→ Exercise goal
Retype all material exactly. Pictures stay out of the copy.
::::
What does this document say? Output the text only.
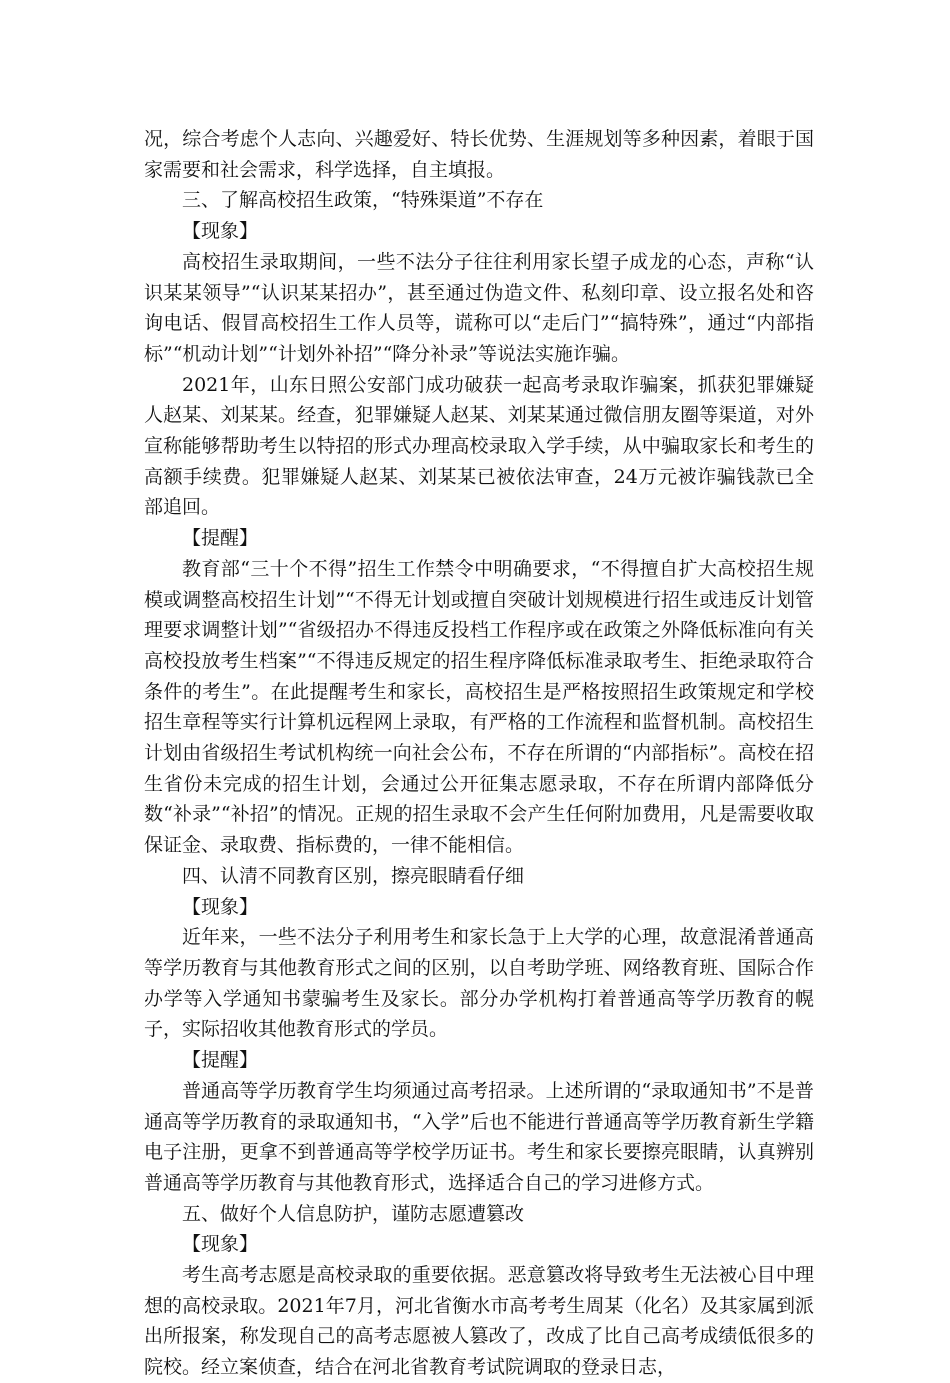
况，综合考虑个人志向、兴趣爱好、特长优势、生涯规划等多种因素，着眼于国家需要和社会需求，科学选择，自主填报。

三、了解高校招生政策，“特殊渠道”不存在

【现象】

高校招生录取期间，一些不法分子往往利用家长望子成龙的心态，声称“认识某某领导”“认识某某招办”，甚至通过伪造文件、私刻印章、设立报名处和咨询电话、假冒高校招生工作人员等，谎称可以“走后门”“搞特殊”，通过“内部指标”“机动计划”“计划外补招”“降分补录”等说法实施诈骗。

2021年，山东日照公安部门成功破获一起高考录取诈骗案，抓获犯罪嫌疑人赵某、刘某某。经查，犯罪嫌疑人赵某、刘某某通过微信朋友圈等渠道，对外宣称能够帮助考生以特招的形式办理高校录取入学手续，从中骗取家长和考生的高额手续费。犯罪嫌疑人赵某、刘某某已被依法审查，24万元被诈骗钱款已全部追回。

【提醒】

教育部“三十个不得”招生工作禁令中明确要求，“不得擅自扩大高校招生规模或调整高校招生计划”“不得无计划或擅自突破计划规模进行招生或违反计划管理要求调整计划”“省级招办不得违反投档工作程序或在政策之外降低标准向有关高校投放考生档案”“不得违反规定的招生程序降低标准录取考生、拒绝录取符合条件的考生”。在此提醒考生和家长，高校招生是严格按照招生政策规定和学校招生章程等实行计算机远程网上录取，有严格的工作流程和监督机制。高校招生计划由省级招生考试机构统一向社会公布，不存在所谓的“内部指标”。高校在招生省份未完成的招生计划，会通过公开征集志愿录取，不存在所谓内部降低分数“补录”“补招”的情况。正规的招生录取不会产生任何附加费用，凡是需要收取保证金、录取费、指标费的，一律不能相信。

四、认清不同教育区别，擦亮眼睛看仔细

【现象】

近年来，一些不法分子利用考生和家长急于上大学的心理，故意混淆普通高等学历教育与其他教育形式之间的区别，以自考助学班、网络教育班、国际合作办学等入学通知书蒙骗考生及家长。部分办学机构打着普通高等学历教育的幌子，实际招收其他教育形式的学员。

【提醒】

普通高等学历教育学生均须通过高考招录。上述所谓的“录取通知书”不是普通高等学历教育的录取通知书，“入学”后也不能进行普通高等学历教育新生学籍电子注册，更拿不到普通高等学校学历证书。考生和家长要擦亮眼睛，认真辨别普通高等学历教育与其他教育形式，选择适合自己的学习进修方式。

五、做好个人信息防护，谨防志愿遭篡改

【现象】

考生高考志愿是高校录取的重要依据。恶意篡改将导致考生无法被心目中理想的高校录取。2021年7月，河北省衡水市高考考生周某（化名）及其家属到派出所报案，称发现自己的高考志愿被人篡改了，改成了比自己高考成绩低很多的院校。经立案侦查，结合在河北省教育考试院调取的登录日志，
::::
→ Solution below
What does this document say? Output the text only.
况，综合考虑个人志向、兴趣爱好、特长优势、生涯规划等多种因素，着眼于国家需要和社会需求，科学选择，自主填报。

三、了解高校招生政策，“特殊渠道”不存在

【现象】

高校招生录取期间，一些不法分子往往利用家长望子成龙的心态，声称“认识某某领导”“认识某某招办”，甚至通过伪造文件、私刻印章、设立报名处和咨询电话、假冒高校招生工作人员等，谎称可以“走后门”“搞特殊”，通过“内部指标”“机动计划”“计划外补招”“降分补录”等说法实施诈骗。

2021年，山东日照公安部门成功破获一起高考录取诈骗案，抓获犯罪嫌疑人赵某、刘某某。经查，犯罪嫌疑人赵某、刘某某通过微信朋友圈等渠道，对外宣称能够帮助考生以特招的形式办理高校录取入学手续，从中骗取家长和考生的高额手续费。犯罪嫌疑人赵某、刘某某已被依法审查，24万元被诈骗钱款已全部追回。

【提醒】

教育部“三十个不得”招生工作禁令中明确要求，“不得擅自扩大高校招生规模或调整高校招生计划”“不得无计划或擅自突破计划规模进行招生或违反计划管理要求调整计划”“省级招办不得违反投档工作程序或在政策之外降低标准向有关高校投放考生档案”“不得违反规定的招生程序降低标准录取考生、拒绝录取符合条件的考生”。在此提醒考生和家长，高校招生是严格按照招生政策规定和学校招生章程等实行计算机远程网上录取，有严格的工作流程和监督机制。高校招生计划由省级招生考试机构统一向社会公布，不存在所谓的“内部指标”。高校在招生省份未完成的招生计划，会通过公开征集志愿录取，不存在所谓内部降低分数“补录”“补招”的情况。正规的招生录取不会产生任何附加费用，凡是需要收取保证金、录取费、指标费的，一律不能相信。

四、认清不同教育区别，擦亮眼睛看仔细

【现象】

近年来，一些不法分子利用考生和家长急于上大学的心理，故意混淆普通高等学历教育与其他教育形式之间的区别，以自考助学班、网络教育班、国际合作办学等入学通知书蒙骗考生及家长。部分办学机构打着普通高等学历教育的幌子，实际招收其他教育形式的学员。

【提醒】

普通高等学历教育学生均须通过高考招录。上述所谓的“录取通知书”不是普通高等学历教育的录取通知书，“入学”后也不能进行普通高等学历教育新生学籍电子注册，更拿不到普通高等学校学历证书。考生和家长要擦亮眼睛，认真辨别普通高等学历教育与其他教育形式，选择适合自己的学习进修方式。

五、做好个人信息防护，谨防志愿遭篡改

【现象】

考生高考志愿是高校录取的重要依据。恶意篡改将导致考生无法被心目中理想的高校录取。2021年7月，河北省衡水市高考考生周某（化名）及其家属到派出所报案，称发现自己的高考志愿被人篡改了，改成了比自己高考成绩低很多的院校。经立案侦查，结合在河北省教育考试院调取的登录日志，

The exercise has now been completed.